Stored data entries:
══════════
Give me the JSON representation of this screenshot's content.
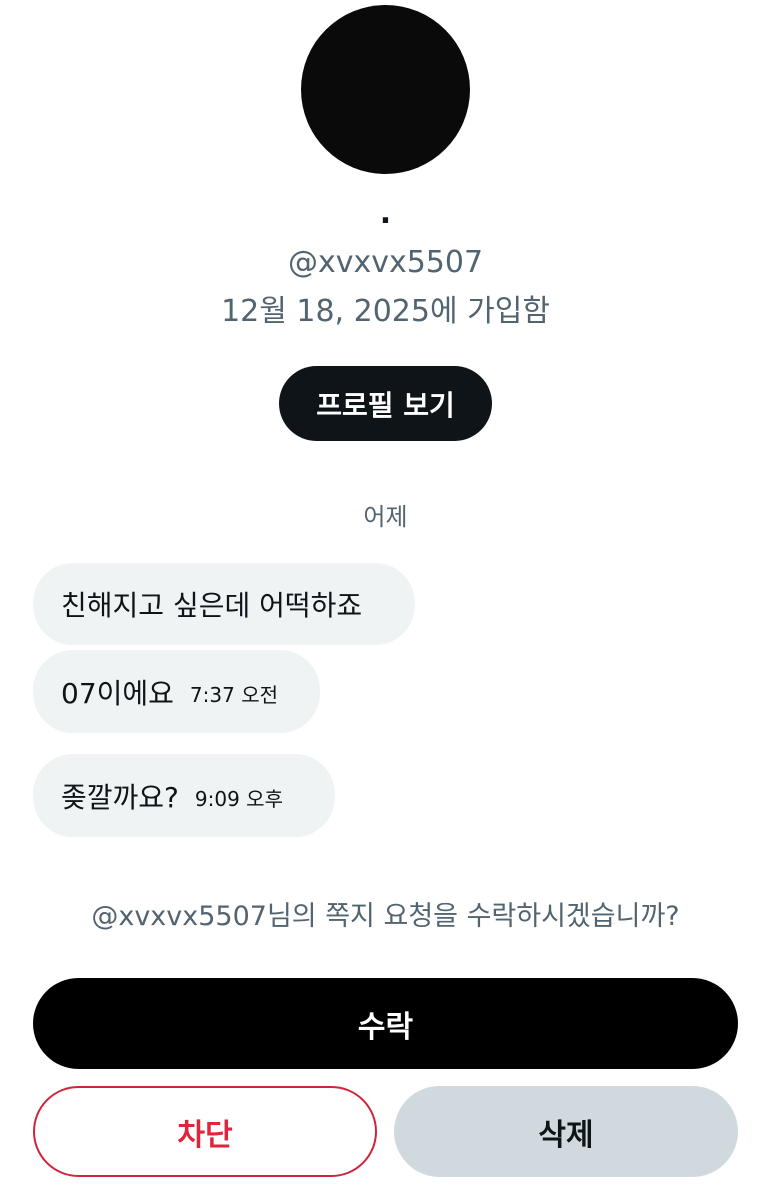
{
  "profile": {
    "display_name": ".",
    "handle": "@xvxvx5507",
    "joined": "12월 18, 2025에 가입함",
    "view_profile_label": "프로필 보기"
  },
  "conversation": {
    "day_label": "어제",
    "messages": [
      {
        "text": "친해지고 싶은데 어떡하죠",
        "time": ""
      },
      {
        "text": "07이에요",
        "time": "7:37 오전"
      },
      {
        "text": "좆깔까요?",
        "time": "9:09 오후"
      }
    ]
  },
  "request": {
    "question": "@xvxvx5507님의 쪽지 요청을 수락하시겠습니까?",
    "accept_label": "수락",
    "block_label": "차단",
    "delete_label": "삭제"
  },
  "colors": {
    "primary_text": "#0f1419",
    "secondary_text": "#536471",
    "bubble_bg": "#eff3f4",
    "danger": "#e0243b",
    "neutral_button": "#cfd9de"
  }
}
══════════
[What this task involves] Keep the pictures out of the copy and write out the data exactly as it stands.

[Final result]
Give me the JSON representation of this screenshot's content.
{
  "profile": {
    "display_name": ".",
    "handle": "@xvxvx5507",
    "joined": "12월 18, 2025에 가입함",
    "view_profile_label": "프로필 보기"
  },
  "conversation": {
    "day_label": "어제",
    "messages": [
      {
        "text": "친해지고 싶은데 어떡하죠",
        "time": ""
      },
      {
        "text": "07이에요",
        "time": "7:37 오전"
      },
      {
        "text": "좆깔까요?",
        "time": "9:09 오후"
      }
    ]
  },
  "request": {
    "question": "@xvxvx5507님의 쪽지 요청을 수락하시겠습니까?",
    "accept_label": "수락",
    "block_label": "차단",
    "delete_label": "삭제"
  },
  "colors": {
    "primary_text": "#0f1419",
    "secondary_text": "#536471",
    "bubble_bg": "#eff3f4",
    "danger": "#e0243b",
    "neutral_button": "#cfd9de"
  }
}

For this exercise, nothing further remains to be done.